--- What the task requires ---
Count lines, not occurrences: report how many lines in the records hold the string "三个代表", and nothing else.
— Start —
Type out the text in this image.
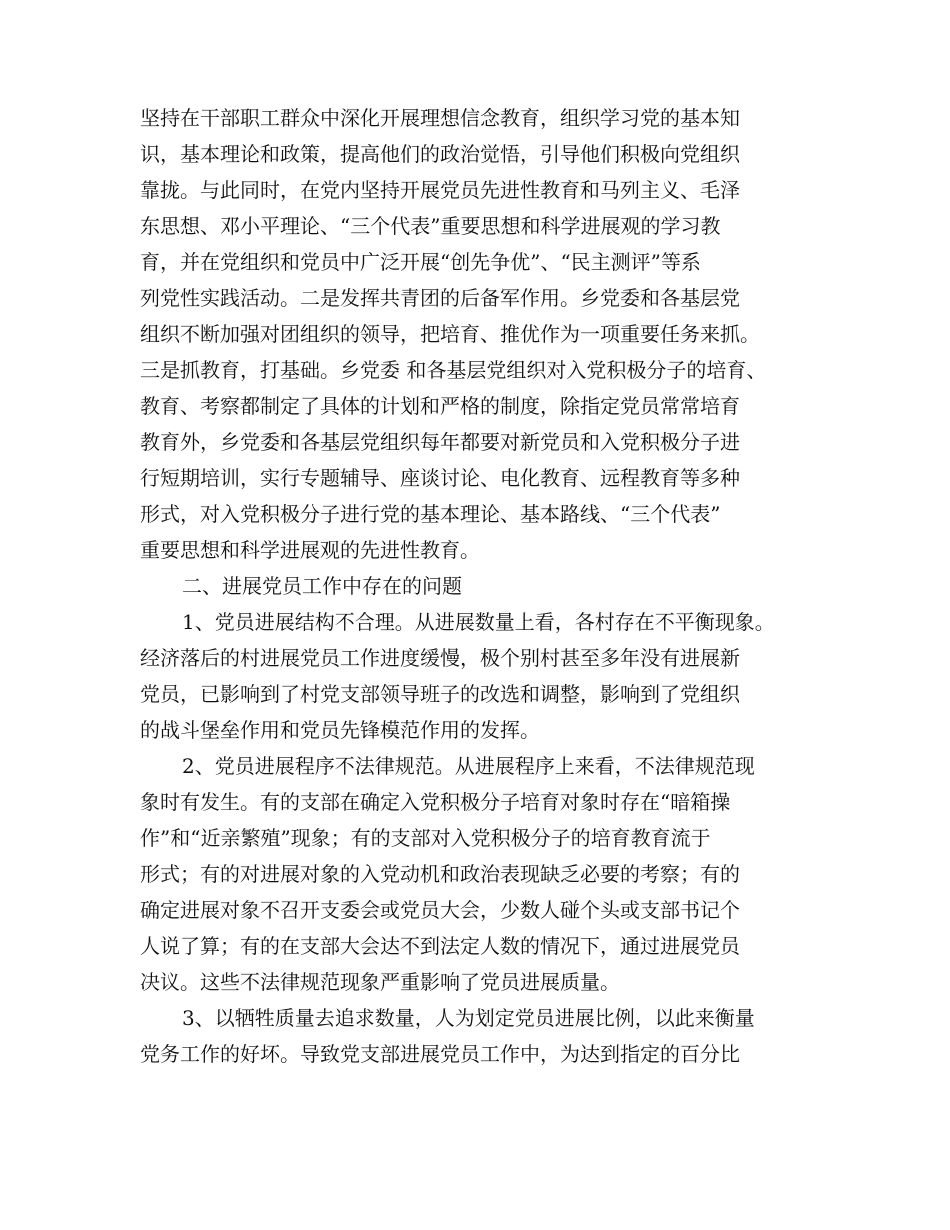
坚持在干部职工群众中深化开展理想信念教育，组织学习党的基本知
识，基本理论和政策，提高他们的政治觉悟，引导他们积极向党组织
靠拢。与此同时，在党内坚持开展党员先进性教育和马列主义、毛泽
东思想、邓小平理论、“三个代表”重要思想和科学进展观的学习教
育，并在党组织和党员中广泛开展“创先争优”、“民主测评”等系
列党性实践活动。二是发挥共青团的后备军作用。乡党委和各基层党
组织不断加强对团组织的领导，把培育、推优作为一项重要任务来抓。
三是抓教育，打基础。乡党委 和各基层党组织对入党积极分子的培育、
教育、考察都制定了具体的计划和严格的制度，除指定党员常常培育
教育外，乡党委和各基层党组织每年都要对新党员和入党积极分子进
行短期培训，实行专题辅导、座谈讨论、电化教育、远程教育等多种
形式，对入党积极分子进行党的基本理论、基本路线、“三个代表”
重要思想和科学进展观的先进性教育。
二、进展党员工作中存在的问题
1、党员进展结构不合理。从进展数量上看，各村存在不平衡现象。
经济落后的村进展党员工作进度缓慢，极个别村甚至多年没有进展新
党员，已影响到了村党支部领导班子的改选和调整，影响到了党组织
的战斗堡垒作用和党员先锋模范作用的发挥。
2、党员进展程序不法律规范。从进展程序上来看，不法律规范现
象时有发生。有的支部在确定入党积极分子培育对象时存在“暗箱操
作”和“近亲繁殖”现象；有的支部对入党积极分子的培育教育流于
形式；有的对进展对象的入党动机和政治表现缺乏必要的考察；有的
确定进展对象不召开支委会或党员大会，少数人碰个头或支部书记个
人说了算；有的在支部大会达不到法定人数的情况下，通过进展党员
决议。这些不法律规范现象严重影响了党员进展质量。
3、以牺牲质量去追求数量，人为划定党员进展比例，以此来衡量
党务工作的好坏。导致党支部进展党员工作中，为达到指定的百分比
— End —
--- Solution to this problem ---
2